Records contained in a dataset
# # #
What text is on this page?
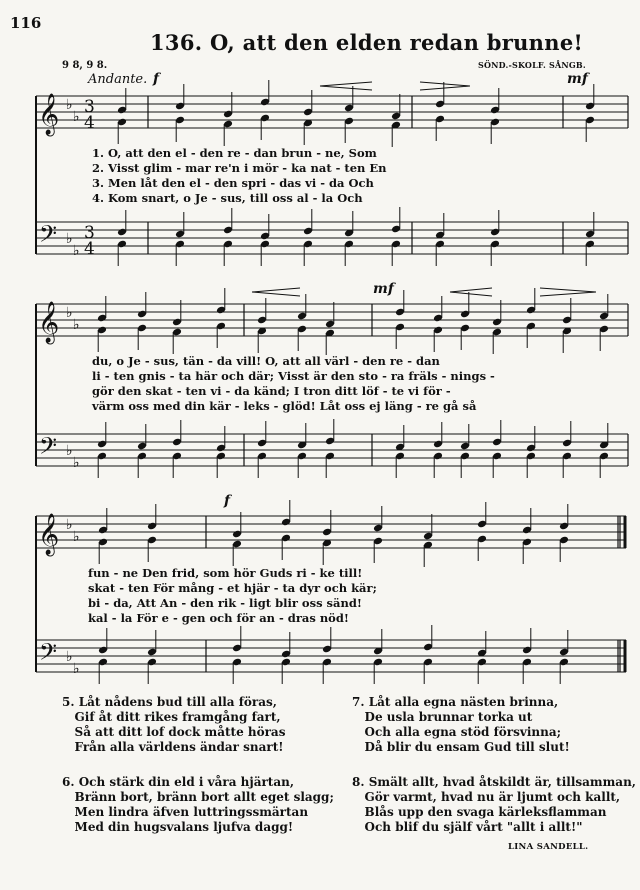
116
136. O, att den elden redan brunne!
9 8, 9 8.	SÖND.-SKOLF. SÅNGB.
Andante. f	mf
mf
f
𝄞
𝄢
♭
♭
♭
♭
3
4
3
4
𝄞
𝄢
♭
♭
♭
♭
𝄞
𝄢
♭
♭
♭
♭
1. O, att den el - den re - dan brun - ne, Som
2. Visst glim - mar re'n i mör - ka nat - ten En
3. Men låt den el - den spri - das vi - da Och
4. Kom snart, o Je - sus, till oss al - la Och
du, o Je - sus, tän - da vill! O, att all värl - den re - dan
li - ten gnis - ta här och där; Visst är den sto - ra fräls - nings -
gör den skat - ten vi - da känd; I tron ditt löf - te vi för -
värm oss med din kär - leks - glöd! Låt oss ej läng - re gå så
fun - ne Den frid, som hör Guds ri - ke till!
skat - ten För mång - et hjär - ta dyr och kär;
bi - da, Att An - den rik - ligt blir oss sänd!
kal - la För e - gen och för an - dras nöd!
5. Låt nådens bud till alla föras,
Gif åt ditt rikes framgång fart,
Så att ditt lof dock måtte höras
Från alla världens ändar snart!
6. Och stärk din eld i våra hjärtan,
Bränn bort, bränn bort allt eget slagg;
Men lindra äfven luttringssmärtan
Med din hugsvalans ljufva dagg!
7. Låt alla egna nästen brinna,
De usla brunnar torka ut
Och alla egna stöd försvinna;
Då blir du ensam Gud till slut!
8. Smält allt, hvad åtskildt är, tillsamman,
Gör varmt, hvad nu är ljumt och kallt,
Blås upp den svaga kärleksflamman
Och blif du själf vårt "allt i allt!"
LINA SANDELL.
# # #
- _Set problem_: Copy the listing exactly. Any image in it stays out of the copy.

- _The output_:
What text is on this page?
116
136. O, att den elden redan brunne!
9 8, 9 8.	SÖND.-SKOLF. SÅNGB.
Andante. f	mf
mf
f
𝄞
𝄢
♭
♭
♭
♭
3
4
3
4
𝄞
𝄢
♭
♭
♭
♭
𝄞
𝄢
♭
♭
♭
♭
1. O, att den el - den re - dan brun - ne, Som
2. Visst glim - mar re'n i mör - ka nat - ten En
3. Men låt den el - den spri - das vi - da Och
4. Kom snart, o Je - sus, till oss al - la Och
du, o Je - sus, tän - da vill! O, att all värl - den re - dan
li - ten gnis - ta här och där; Visst är den sto - ra fräls - nings -
gör den skat - ten vi - da känd; I tron ditt löf - te vi för -
värm oss med din kär - leks - glöd! Låt oss ej läng - re gå så
fun - ne Den frid, som hör Guds ri - ke till!
skat - ten För mång - et hjär - ta dyr och kär;
bi - da, Att An - den rik - ligt blir oss sänd!
kal - la För e - gen och för an - dras nöd!
5. Låt nådens bud till alla föras,
Gif åt ditt rikes framgång fart,
Så att ditt lof dock måtte höras
Från alla världens ändar snart!
6. Och stärk din eld i våra hjärtan,
Bränn bort, bränn bort allt eget slagg;
Men lindra äfven luttringssmärtan
Med din hugsvalans ljufva dagg!
7. Låt alla egna nästen brinna,
De usla brunnar torka ut
Och alla egna stöd försvinna;
Då blir du ensam Gud till slut!
8. Smält allt, hvad åtskildt är, tillsamman,
Gör varmt, hvad nu är ljumt och kallt,
Blås upp den svaga kärleksflamman
Och blif du själf vårt "allt i allt!"
LINA SANDELL.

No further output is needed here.